---------- PROVIDED ENTRIES
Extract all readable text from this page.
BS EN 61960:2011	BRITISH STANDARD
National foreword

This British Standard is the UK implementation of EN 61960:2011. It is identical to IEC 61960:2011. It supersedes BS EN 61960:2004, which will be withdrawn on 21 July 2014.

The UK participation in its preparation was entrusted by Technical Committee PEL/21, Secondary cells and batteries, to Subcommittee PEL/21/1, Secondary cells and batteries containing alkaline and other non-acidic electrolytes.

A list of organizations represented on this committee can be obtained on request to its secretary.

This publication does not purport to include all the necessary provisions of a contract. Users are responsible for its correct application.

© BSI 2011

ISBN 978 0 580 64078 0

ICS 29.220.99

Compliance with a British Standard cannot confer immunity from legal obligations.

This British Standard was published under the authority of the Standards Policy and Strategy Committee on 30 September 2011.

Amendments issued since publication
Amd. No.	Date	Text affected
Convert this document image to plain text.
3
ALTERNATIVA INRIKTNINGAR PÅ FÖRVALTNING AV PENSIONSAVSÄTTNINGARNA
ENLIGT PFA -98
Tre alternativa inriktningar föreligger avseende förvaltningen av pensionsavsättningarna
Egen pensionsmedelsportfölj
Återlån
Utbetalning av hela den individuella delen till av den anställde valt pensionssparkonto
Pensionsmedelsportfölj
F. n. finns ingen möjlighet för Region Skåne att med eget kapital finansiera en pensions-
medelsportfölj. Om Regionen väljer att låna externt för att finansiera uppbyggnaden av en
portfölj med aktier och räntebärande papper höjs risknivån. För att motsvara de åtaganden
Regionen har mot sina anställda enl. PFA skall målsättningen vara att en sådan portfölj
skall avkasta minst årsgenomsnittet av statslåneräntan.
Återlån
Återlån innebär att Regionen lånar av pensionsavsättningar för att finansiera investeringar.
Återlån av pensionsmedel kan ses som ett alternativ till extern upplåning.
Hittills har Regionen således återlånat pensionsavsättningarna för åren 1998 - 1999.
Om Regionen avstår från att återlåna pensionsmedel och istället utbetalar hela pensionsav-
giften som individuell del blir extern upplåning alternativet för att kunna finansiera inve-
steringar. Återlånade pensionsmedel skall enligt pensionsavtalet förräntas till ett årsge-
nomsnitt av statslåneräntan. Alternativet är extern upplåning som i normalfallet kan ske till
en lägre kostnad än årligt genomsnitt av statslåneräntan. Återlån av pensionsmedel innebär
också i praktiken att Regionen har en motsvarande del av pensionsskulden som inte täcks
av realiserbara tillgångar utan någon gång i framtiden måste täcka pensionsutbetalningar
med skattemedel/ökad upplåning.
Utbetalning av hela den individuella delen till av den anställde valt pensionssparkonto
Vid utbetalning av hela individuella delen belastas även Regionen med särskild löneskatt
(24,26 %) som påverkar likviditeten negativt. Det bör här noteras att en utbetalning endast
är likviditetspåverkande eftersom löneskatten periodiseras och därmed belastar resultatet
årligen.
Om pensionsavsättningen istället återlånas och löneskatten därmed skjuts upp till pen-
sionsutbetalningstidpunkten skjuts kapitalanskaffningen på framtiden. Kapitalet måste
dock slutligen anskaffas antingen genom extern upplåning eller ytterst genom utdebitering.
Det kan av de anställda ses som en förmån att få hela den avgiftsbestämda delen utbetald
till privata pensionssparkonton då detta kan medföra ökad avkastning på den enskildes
--------------------
▶ PROBLEM DESCRIPTION
For this exercise, write all the records out again exactly.

▶ RESPONSE BELOW
Extract all readable text from this page.
BS EN 61960:2011	BRITISH STANDARD
National foreword

This British Standard is the UK implementation of EN 61960:2011. It is identical to IEC 61960:2011. It supersedes BS EN 61960:2004, which will be withdrawn on 21 July 2014.

The UK participation in its preparation was entrusted by Technical Committee PEL/21, Secondary cells and batteries, to Subcommittee PEL/21/1, Secondary cells and batteries containing alkaline and other non-acidic electrolytes.

A list of organizations represented on this committee can be obtained on request to its secretary.

This publication does not purport to include all the necessary provisions of a contract. Users are responsible for its correct application.

© BSI 2011

ISBN 978 0 580 64078 0

ICS 29.220.99

Compliance with a British Standard cannot confer immunity from legal obligations.

This British Standard was published under the authority of the Standards Policy and Strategy Committee on 30 September 2011.

Amendments issued since publication
Amd. No.	Date	Text affected
Convert this document image to plain text.
3
ALTERNATIVA INRIKTNINGAR PÅ FÖRVALTNING AV PENSIONSAVSÄTTNINGARNA
ENLIGT PFA -98
Tre alternativa inriktningar föreligger avseende förvaltningen av pensionsavsättningarna
Egen pensionsmedelsportfölj
Återlån
Utbetalning av hela den individuella delen till av den anställde valt pensionssparkonto
Pensionsmedelsportfölj
F. n. finns ingen möjlighet för Region Skåne att med eget kapital finansiera en pensions-
medelsportfölj. Om Regionen väljer att låna externt för att finansiera uppbyggnaden av en
portfölj med aktier och räntebärande papper höjs risknivån. För att motsvara de åtaganden
Regionen har mot sina anställda enl. PFA skall målsättningen vara att en sådan portfölj
skall avkasta minst årsgenomsnittet av statslåneräntan.
Återlån
Återlån innebär att Regionen lånar av pensionsavsättningar för att finansiera investeringar.
Återlån av pensionsmedel kan ses som ett alternativ till extern upplåning.
Hittills har Regionen således återlånat pensionsavsättningarna för åren 1998 - 1999.
Om Regionen avstår från att återlåna pensionsmedel och istället utbetalar hela pensionsav-
giften som individuell del blir extern upplåning alternativet för att kunna finansiera inve-
steringar. Återlånade pensionsmedel skall enligt pensionsavtalet förräntas till ett årsge-
nomsnitt av statslåneräntan. Alternativet är extern upplåning som i normalfallet kan ske till
en lägre kostnad än årligt genomsnitt av statslåneräntan. Återlån av pensionsmedel innebär
också i praktiken att Regionen har en motsvarande del av pensionsskulden som inte täcks
av realiserbara tillgångar utan någon gång i framtiden måste täcka pensionsutbetalningar
med skattemedel/ökad upplåning.
Utbetalning av hela den individuella delen till av den anställde valt pensionssparkonto
Vid utbetalning av hela individuella delen belastas även Regionen med särskild löneskatt
(24,26 %) som påverkar likviditeten negativt. Det bör här noteras att en utbetalning endast
är likviditetspåverkande eftersom löneskatten periodiseras och därmed belastar resultatet
årligen.
Om pensionsavsättningen istället återlånas och löneskatten därmed skjuts upp till pen-
sionsutbetalningstidpunkten skjuts kapitalanskaffningen på framtiden. Kapitalet måste
dock slutligen anskaffas antingen genom extern upplåning eller ytterst genom utdebitering.
Det kan av de anställda ses som en förmån att få hela den avgiftsbestämda delen utbetald
till privata pensionssparkonton då detta kan medföra ökad avkastning på den enskildes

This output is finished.